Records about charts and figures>
--------------------------------------------------

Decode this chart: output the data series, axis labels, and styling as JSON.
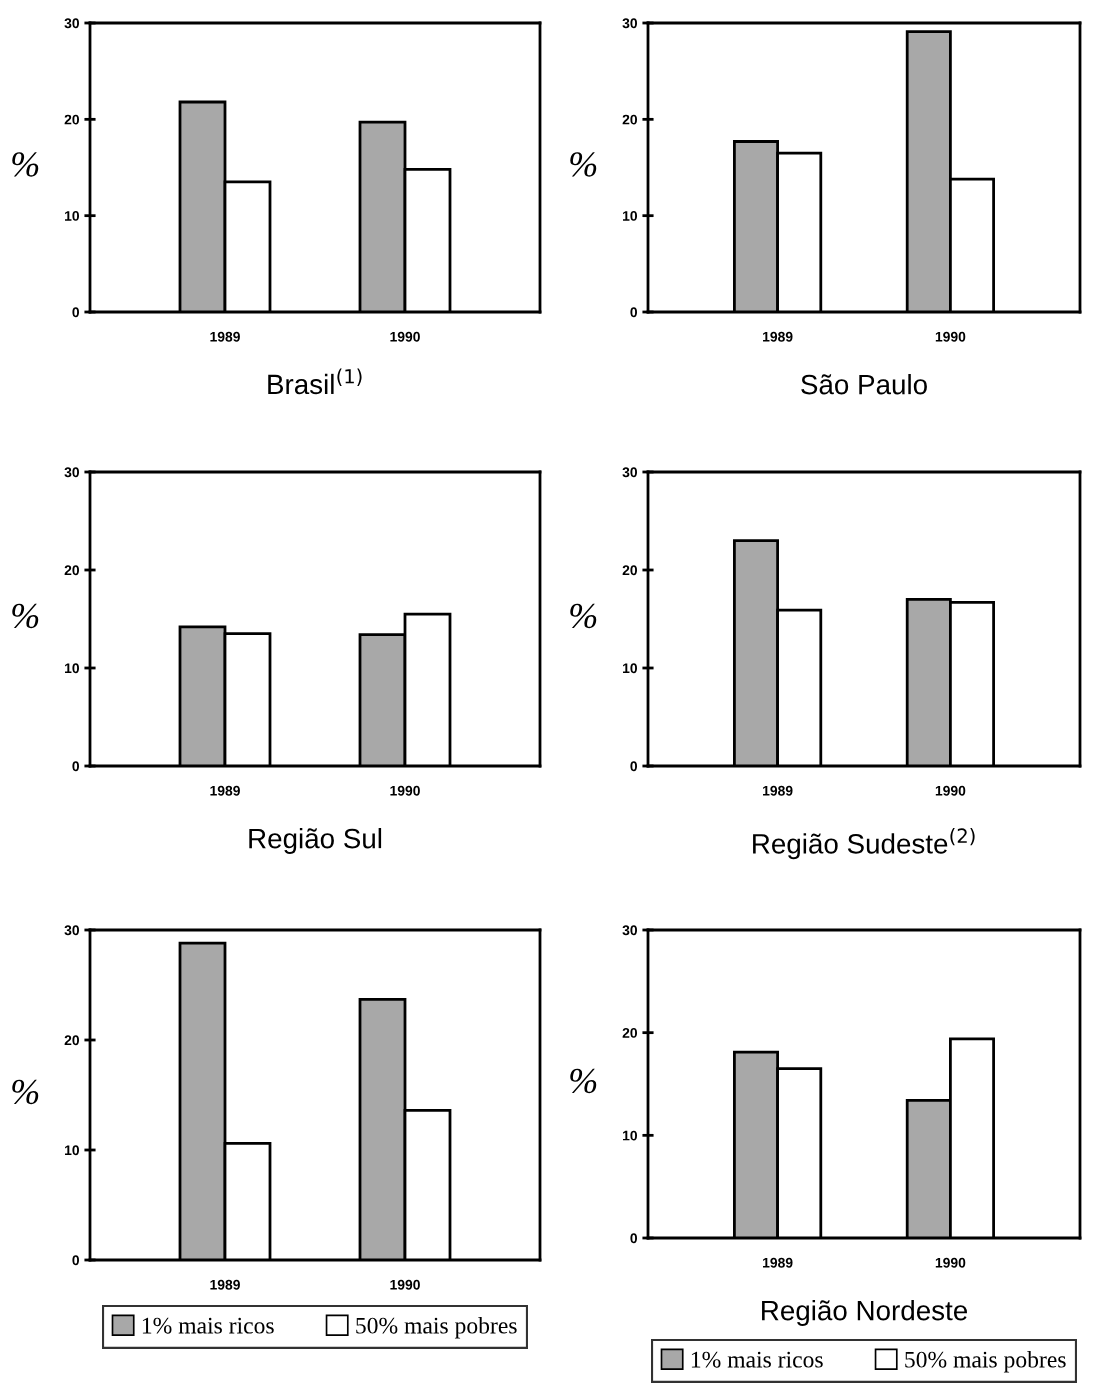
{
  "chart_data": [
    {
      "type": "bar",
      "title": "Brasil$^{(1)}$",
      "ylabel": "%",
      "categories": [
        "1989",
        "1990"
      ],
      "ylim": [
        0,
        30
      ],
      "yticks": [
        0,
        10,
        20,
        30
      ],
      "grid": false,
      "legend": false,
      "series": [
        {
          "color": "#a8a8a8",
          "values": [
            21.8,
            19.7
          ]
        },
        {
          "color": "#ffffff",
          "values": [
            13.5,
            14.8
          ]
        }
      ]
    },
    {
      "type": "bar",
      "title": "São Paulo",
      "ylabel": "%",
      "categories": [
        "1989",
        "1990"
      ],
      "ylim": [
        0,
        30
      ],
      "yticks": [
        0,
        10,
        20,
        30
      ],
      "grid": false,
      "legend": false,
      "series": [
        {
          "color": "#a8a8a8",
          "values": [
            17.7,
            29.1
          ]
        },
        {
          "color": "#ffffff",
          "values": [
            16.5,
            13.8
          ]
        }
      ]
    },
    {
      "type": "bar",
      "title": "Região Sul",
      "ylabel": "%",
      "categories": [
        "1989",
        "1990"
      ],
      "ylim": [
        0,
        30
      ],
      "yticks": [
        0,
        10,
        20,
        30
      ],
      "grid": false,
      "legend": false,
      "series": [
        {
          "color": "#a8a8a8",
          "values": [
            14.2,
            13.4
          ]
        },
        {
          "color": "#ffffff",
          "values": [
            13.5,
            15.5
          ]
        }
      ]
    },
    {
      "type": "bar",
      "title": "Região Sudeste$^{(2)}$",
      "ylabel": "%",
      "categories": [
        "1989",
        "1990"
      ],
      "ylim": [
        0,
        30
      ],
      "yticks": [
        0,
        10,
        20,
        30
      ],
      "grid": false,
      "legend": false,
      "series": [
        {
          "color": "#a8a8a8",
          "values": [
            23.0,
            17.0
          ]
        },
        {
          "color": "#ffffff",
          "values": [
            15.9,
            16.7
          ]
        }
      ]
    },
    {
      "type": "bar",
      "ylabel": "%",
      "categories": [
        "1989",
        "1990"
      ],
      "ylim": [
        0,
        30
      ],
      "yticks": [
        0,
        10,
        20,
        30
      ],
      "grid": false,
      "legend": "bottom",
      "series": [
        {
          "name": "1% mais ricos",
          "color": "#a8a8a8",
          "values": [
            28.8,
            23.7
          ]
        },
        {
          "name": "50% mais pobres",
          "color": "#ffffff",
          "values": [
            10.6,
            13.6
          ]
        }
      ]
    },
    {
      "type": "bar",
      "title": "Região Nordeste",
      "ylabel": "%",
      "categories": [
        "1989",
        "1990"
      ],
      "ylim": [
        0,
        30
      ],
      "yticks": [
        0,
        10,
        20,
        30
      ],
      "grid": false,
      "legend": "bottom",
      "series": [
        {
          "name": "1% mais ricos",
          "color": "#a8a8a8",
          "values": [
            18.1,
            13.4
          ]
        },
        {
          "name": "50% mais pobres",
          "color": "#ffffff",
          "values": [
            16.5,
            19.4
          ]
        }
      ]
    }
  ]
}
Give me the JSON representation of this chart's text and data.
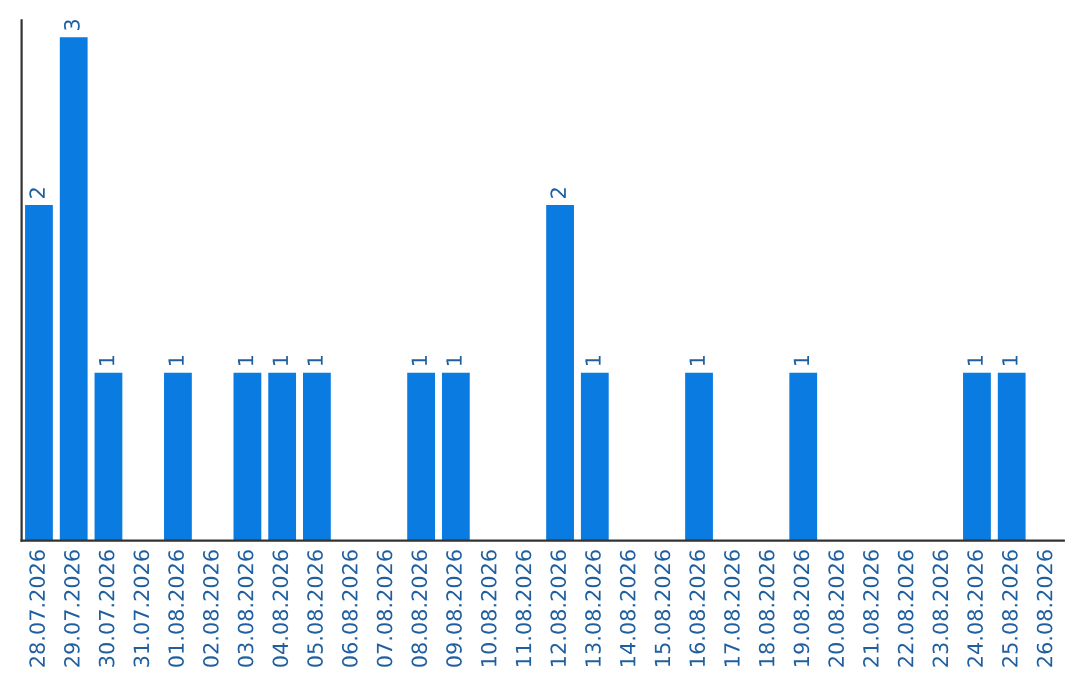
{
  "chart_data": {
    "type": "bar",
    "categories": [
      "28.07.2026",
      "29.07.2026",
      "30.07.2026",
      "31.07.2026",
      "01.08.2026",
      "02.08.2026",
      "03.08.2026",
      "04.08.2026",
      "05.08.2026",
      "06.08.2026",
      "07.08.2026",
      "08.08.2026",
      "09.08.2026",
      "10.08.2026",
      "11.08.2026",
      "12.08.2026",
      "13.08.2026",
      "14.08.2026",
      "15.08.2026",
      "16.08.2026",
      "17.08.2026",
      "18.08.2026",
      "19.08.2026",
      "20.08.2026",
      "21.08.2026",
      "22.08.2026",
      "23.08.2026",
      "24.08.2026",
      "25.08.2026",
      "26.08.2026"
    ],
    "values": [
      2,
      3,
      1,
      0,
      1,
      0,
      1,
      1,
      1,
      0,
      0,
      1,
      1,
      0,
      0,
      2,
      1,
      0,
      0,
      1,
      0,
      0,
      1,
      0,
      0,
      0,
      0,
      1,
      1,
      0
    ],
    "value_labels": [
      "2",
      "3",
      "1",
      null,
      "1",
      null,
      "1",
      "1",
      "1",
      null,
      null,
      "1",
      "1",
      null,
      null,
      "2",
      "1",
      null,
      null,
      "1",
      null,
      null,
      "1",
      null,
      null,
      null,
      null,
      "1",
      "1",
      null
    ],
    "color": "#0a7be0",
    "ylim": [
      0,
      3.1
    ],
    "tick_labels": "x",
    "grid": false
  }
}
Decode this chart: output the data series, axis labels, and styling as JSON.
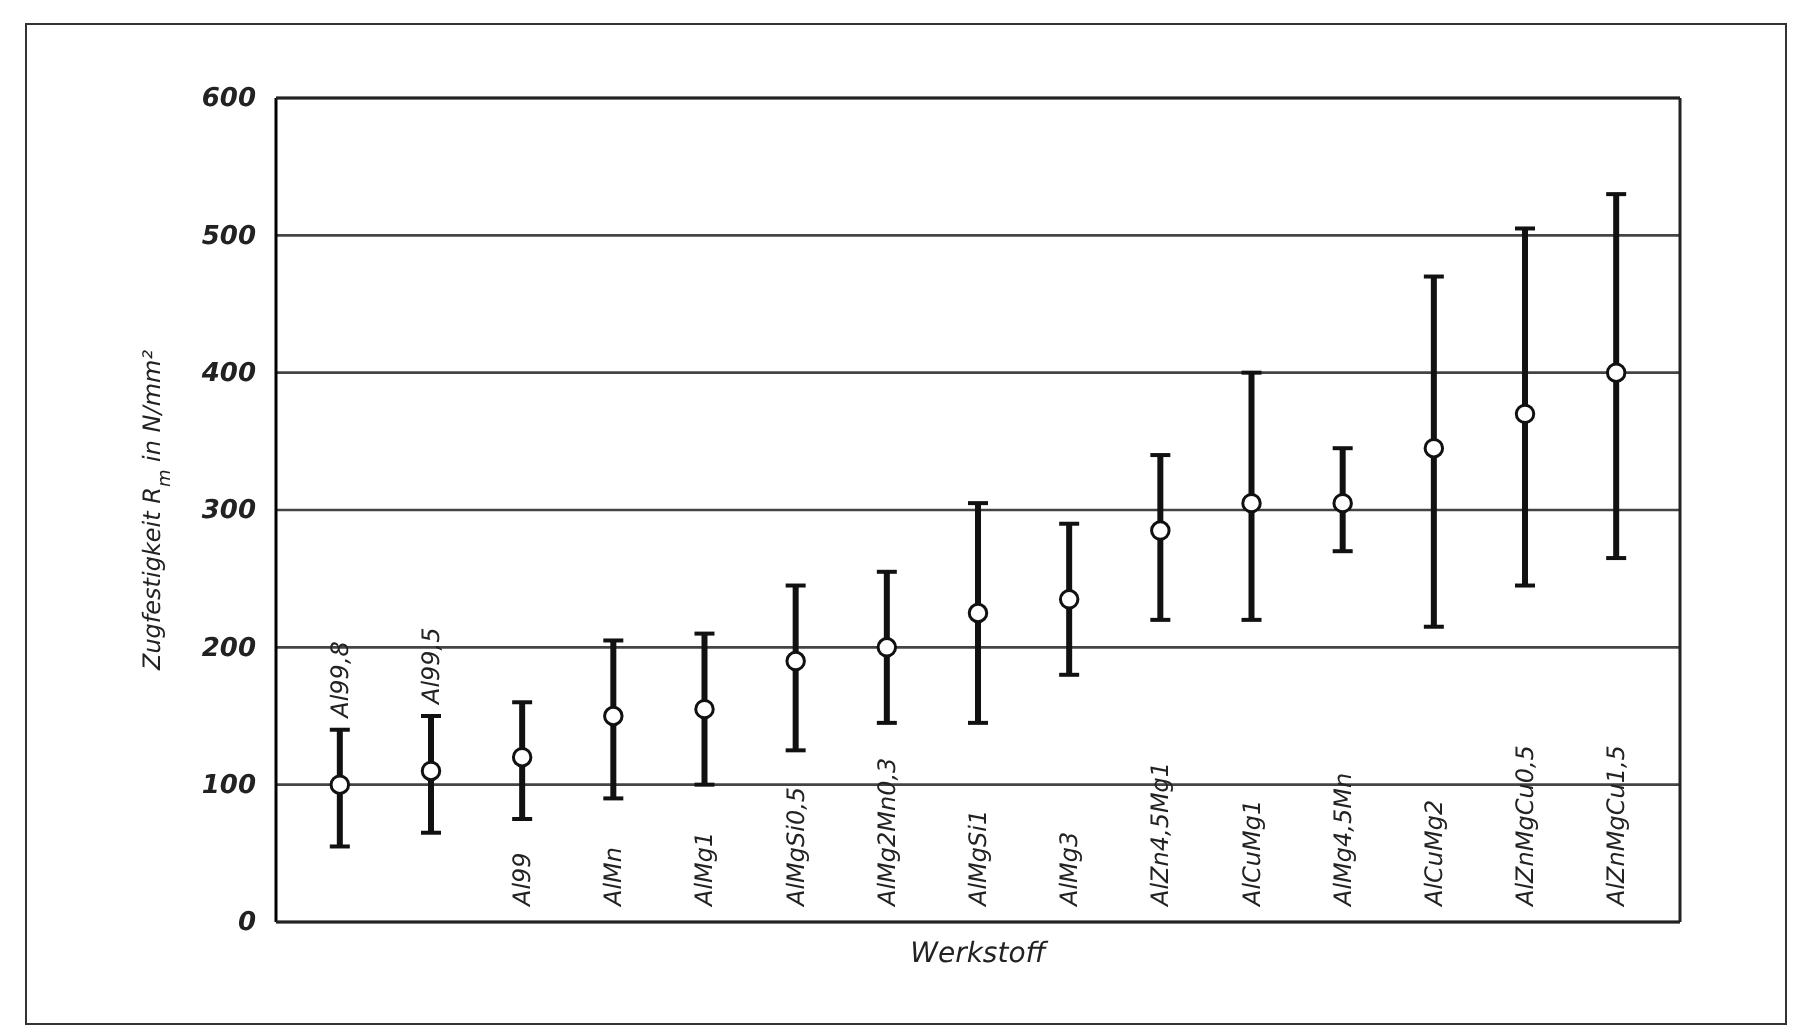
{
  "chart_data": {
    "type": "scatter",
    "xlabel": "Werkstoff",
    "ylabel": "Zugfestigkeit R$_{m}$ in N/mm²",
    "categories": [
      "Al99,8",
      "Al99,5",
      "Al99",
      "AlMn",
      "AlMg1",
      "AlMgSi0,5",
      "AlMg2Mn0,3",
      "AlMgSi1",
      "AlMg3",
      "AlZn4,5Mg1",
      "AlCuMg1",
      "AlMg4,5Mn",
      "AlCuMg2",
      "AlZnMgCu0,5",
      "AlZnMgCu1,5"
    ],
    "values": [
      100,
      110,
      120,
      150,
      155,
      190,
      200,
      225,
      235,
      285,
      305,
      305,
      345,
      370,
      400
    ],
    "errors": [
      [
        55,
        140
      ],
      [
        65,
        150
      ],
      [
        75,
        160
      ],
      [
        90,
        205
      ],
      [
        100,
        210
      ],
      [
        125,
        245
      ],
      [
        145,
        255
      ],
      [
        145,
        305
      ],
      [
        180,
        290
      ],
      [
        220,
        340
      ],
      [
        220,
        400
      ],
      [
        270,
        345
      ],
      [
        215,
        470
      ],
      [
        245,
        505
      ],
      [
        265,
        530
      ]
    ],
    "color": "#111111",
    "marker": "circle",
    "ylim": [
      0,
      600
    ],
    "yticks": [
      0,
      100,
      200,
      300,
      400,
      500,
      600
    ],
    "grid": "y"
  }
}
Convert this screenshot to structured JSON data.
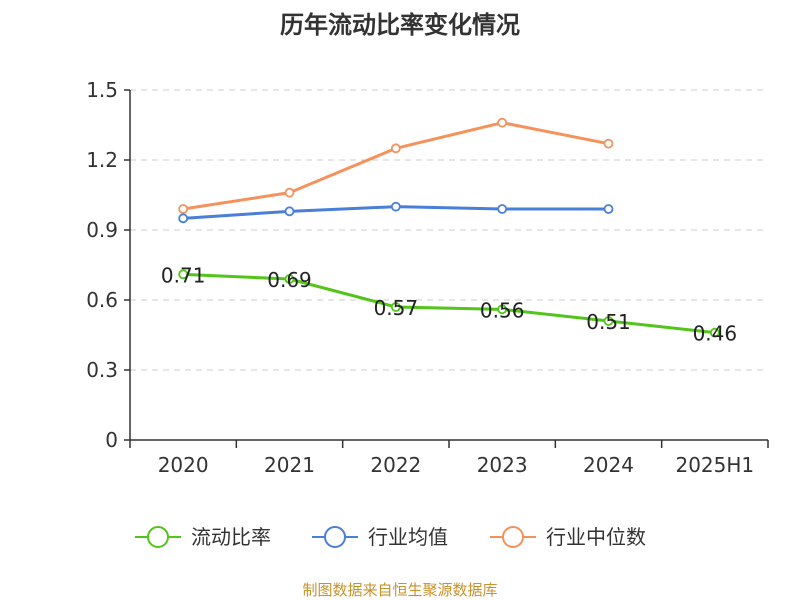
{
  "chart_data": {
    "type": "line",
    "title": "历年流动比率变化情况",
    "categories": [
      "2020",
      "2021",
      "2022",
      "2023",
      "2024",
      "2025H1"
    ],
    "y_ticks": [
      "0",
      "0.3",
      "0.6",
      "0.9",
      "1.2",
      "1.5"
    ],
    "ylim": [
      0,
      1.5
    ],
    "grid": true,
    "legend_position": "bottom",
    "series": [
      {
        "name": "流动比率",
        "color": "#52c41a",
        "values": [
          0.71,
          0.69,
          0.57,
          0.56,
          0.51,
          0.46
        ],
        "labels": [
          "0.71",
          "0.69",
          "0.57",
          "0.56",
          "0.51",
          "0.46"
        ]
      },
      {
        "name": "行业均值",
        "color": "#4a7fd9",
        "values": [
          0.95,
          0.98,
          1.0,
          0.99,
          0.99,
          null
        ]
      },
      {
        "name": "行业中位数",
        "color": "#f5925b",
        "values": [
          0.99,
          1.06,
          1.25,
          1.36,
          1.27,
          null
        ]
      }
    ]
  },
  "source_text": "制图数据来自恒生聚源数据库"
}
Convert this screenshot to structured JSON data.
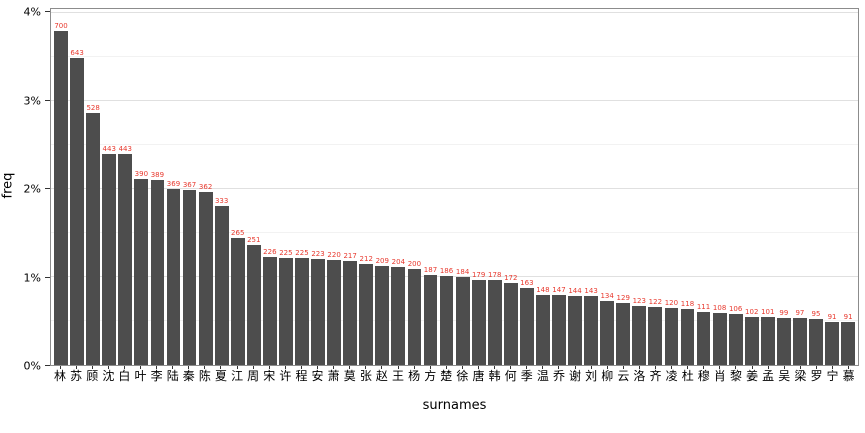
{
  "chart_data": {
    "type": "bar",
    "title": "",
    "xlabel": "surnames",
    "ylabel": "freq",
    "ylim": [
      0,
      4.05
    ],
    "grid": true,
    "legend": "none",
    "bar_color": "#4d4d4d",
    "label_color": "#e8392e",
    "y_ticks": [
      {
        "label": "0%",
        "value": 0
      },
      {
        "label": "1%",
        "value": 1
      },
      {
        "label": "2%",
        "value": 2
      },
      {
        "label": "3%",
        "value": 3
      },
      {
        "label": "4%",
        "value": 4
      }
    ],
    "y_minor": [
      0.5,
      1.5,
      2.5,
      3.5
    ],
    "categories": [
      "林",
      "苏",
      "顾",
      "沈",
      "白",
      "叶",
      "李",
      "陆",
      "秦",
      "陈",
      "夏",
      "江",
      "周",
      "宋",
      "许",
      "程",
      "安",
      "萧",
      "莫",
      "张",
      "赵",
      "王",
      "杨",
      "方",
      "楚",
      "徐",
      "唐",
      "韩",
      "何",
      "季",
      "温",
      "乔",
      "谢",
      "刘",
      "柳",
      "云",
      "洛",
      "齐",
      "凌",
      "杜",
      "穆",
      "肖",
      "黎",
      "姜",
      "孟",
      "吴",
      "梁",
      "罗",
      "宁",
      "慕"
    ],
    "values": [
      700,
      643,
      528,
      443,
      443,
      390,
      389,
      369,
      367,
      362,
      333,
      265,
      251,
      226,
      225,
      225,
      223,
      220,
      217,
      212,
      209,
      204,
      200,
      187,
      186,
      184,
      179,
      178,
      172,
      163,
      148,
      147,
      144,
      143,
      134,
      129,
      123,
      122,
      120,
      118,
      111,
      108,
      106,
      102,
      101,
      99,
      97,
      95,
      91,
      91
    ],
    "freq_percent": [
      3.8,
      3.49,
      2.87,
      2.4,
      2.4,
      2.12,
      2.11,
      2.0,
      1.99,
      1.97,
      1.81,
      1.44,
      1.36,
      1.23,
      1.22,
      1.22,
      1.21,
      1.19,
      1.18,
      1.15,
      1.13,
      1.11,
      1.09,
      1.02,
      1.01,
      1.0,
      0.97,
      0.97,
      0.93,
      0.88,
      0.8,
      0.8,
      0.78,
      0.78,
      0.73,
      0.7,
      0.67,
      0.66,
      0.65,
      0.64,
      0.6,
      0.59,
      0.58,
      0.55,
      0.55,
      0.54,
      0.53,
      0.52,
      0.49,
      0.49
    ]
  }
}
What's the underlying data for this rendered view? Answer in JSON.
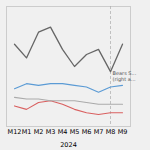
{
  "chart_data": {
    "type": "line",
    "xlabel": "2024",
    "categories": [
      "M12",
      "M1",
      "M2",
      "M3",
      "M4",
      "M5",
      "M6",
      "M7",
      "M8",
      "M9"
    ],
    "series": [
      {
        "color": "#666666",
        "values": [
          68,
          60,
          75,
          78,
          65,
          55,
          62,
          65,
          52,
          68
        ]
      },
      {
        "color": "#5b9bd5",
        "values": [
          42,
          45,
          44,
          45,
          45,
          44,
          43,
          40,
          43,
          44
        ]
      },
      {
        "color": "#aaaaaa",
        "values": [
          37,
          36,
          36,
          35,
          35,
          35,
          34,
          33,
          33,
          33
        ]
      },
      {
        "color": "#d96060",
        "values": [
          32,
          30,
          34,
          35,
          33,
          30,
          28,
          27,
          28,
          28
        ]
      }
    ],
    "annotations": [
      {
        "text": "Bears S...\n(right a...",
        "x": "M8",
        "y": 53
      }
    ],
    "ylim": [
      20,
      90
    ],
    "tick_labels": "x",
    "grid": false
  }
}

--------------------------------------------------

REQUIREMENTS> In the records above, find each line that holds the word "Região"; copy all such lines.

TASK ANSWER>
      "title": "Região Sul",
      "title": "Região Sudeste$^{(2)}$",
      "title": "Região Nordeste",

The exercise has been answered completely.